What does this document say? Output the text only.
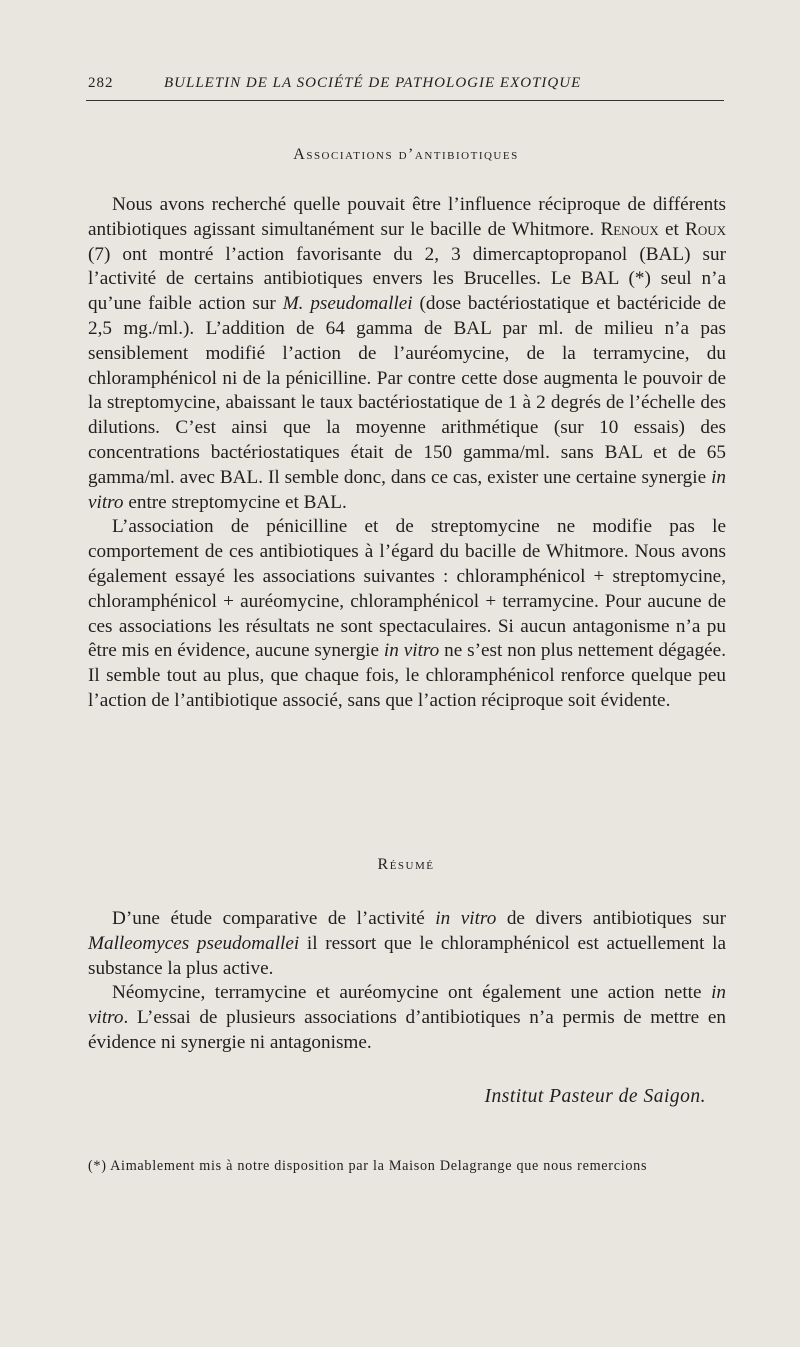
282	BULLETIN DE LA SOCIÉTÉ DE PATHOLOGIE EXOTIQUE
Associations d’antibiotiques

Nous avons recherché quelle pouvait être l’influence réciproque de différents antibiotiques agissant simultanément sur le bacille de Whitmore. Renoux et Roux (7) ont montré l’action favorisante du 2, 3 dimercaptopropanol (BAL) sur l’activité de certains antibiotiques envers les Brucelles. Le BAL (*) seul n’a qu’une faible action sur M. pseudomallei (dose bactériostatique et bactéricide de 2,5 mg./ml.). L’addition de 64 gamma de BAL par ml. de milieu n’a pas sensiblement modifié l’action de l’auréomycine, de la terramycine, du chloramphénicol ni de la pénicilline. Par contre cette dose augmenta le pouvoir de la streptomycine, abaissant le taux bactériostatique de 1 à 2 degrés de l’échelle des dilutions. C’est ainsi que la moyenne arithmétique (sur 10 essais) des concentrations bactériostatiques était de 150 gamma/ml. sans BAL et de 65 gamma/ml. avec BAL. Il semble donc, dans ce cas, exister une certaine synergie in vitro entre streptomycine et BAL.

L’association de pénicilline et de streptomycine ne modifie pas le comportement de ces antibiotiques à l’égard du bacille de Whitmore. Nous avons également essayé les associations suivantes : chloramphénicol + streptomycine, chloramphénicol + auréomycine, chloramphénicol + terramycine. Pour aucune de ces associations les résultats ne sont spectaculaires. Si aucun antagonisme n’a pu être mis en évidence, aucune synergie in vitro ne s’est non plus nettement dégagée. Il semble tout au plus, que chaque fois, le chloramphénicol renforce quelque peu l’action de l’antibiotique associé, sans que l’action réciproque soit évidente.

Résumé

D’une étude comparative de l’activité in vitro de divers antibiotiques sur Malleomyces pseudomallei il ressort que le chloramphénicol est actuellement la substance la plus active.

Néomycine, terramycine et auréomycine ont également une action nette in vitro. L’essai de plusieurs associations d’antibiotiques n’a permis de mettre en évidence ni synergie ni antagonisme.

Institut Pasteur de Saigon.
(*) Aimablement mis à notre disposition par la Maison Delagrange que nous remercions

------------------------------------------------------------------------

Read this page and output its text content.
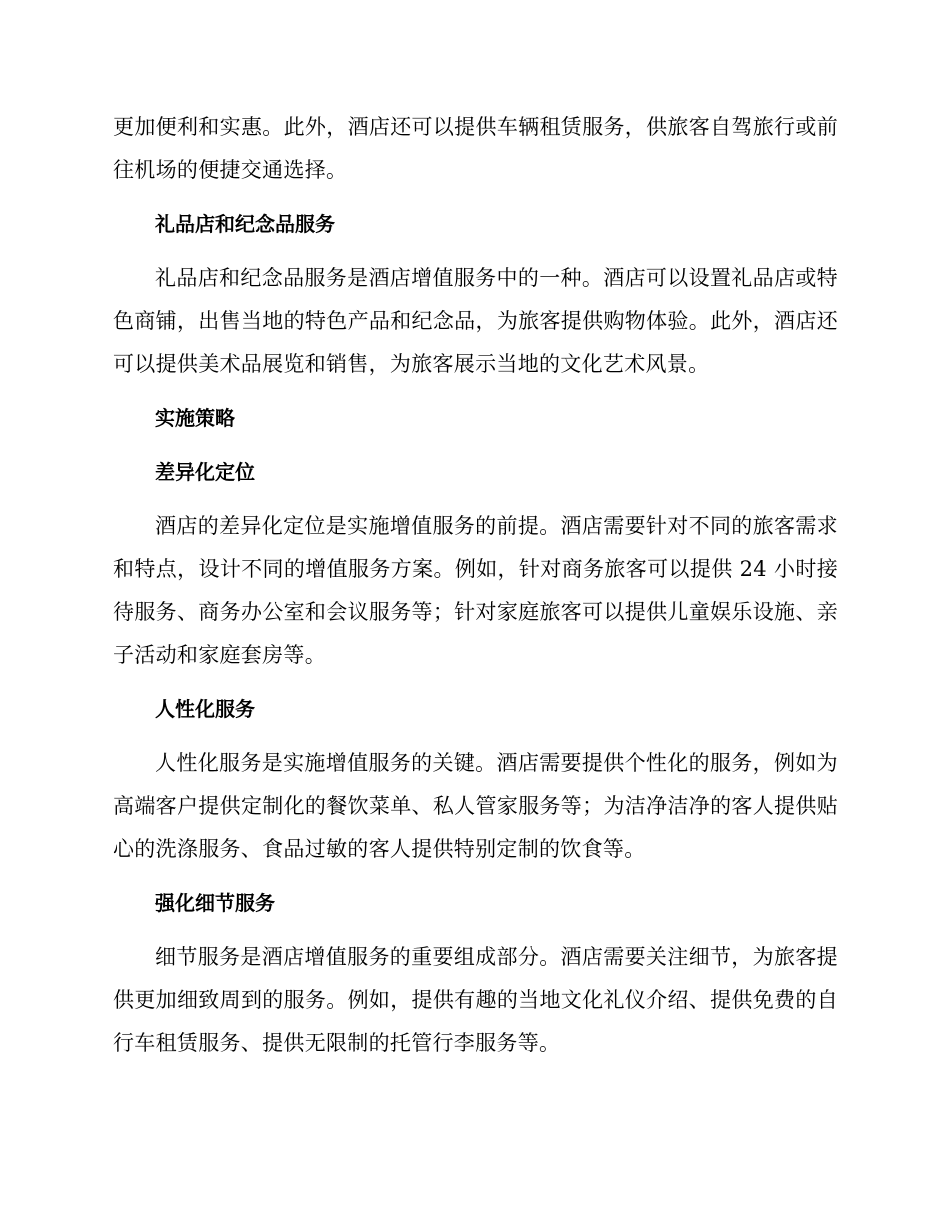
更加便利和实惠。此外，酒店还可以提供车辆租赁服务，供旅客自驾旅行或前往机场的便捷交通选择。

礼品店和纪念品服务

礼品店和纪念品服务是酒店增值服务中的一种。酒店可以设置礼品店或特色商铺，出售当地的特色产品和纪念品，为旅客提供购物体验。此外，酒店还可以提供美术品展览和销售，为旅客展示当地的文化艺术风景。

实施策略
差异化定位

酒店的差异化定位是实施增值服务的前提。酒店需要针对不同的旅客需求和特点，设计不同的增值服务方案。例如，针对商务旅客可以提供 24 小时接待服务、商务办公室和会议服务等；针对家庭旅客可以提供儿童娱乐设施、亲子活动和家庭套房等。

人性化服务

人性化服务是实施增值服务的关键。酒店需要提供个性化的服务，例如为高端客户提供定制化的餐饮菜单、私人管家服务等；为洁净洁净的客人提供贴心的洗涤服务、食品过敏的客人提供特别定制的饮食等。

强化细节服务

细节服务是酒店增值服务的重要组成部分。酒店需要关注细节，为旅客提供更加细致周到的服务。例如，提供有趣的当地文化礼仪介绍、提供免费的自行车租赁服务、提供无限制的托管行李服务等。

------------------------------------------------------------------------

- Do this -
Within the listing above, copy each line that has the string "auréomycine".

- Correct response -
Nous avons recherché quelle pouvait être l’influence réciproque de différents antibiotiques agissant simultanément sur le bacille de Whitmore. Renoux et Roux (7) ont montré l’action favorisante du 2, 3 dimercaptopropanol (BAL) sur l’activité de certains antibiotiques envers les Brucelles. Le BAL (*) seul n’a qu’une faible action sur M. pseudomallei (dose bactériostatique et bactéricide de 2,5 mg./ml.). L’addition de 64 gamma de BAL par ml. de milieu n’a pas sensiblement modifié l’action de l’auréomycine, de la terramycine, du chloramphénicol ni de la pénicilline. Par contre cette dose augmenta le pouvoir de la streptomycine, abaissant le taux bactériostatique de 1 à 2 degrés de l’échelle des dilutions. C’est ainsi que la moyenne arithmétique (sur 10 essais) des concentrations bactériostatiques était de 150 gamma/ml. sans BAL et de 65 gamma/ml. avec BAL. Il semble donc, dans ce cas, exister une certaine synergie in vitro entre streptomycine et BAL.
L’association de pénicilline et de streptomycine ne modifie pas le comportement de ces antibiotiques à l’égard du bacille de Whitmore. Nous avons également essayé les associations suivantes : chloramphénicol + streptomycine, chloramphénicol + auréomycine, chloramphénicol + terramycine. Pour aucune de ces associations les résultats ne sont spectaculaires. Si aucun antagonisme n’a pu être mis en évidence, aucune synergie in vitro ne s’est non plus nettement dégagée. Il semble tout au plus, que chaque fois, le chloramphénicol renforce quelque peu l’action de l’antibiotique associé, sans que l’action réciproque soit évidente.
Néomycine, terramycine et auréomycine ont également une action nette in vitro. L’essai de plusieurs associations d’antibiotiques n’a permis de mettre en évidence ni synergie ni antagonisme.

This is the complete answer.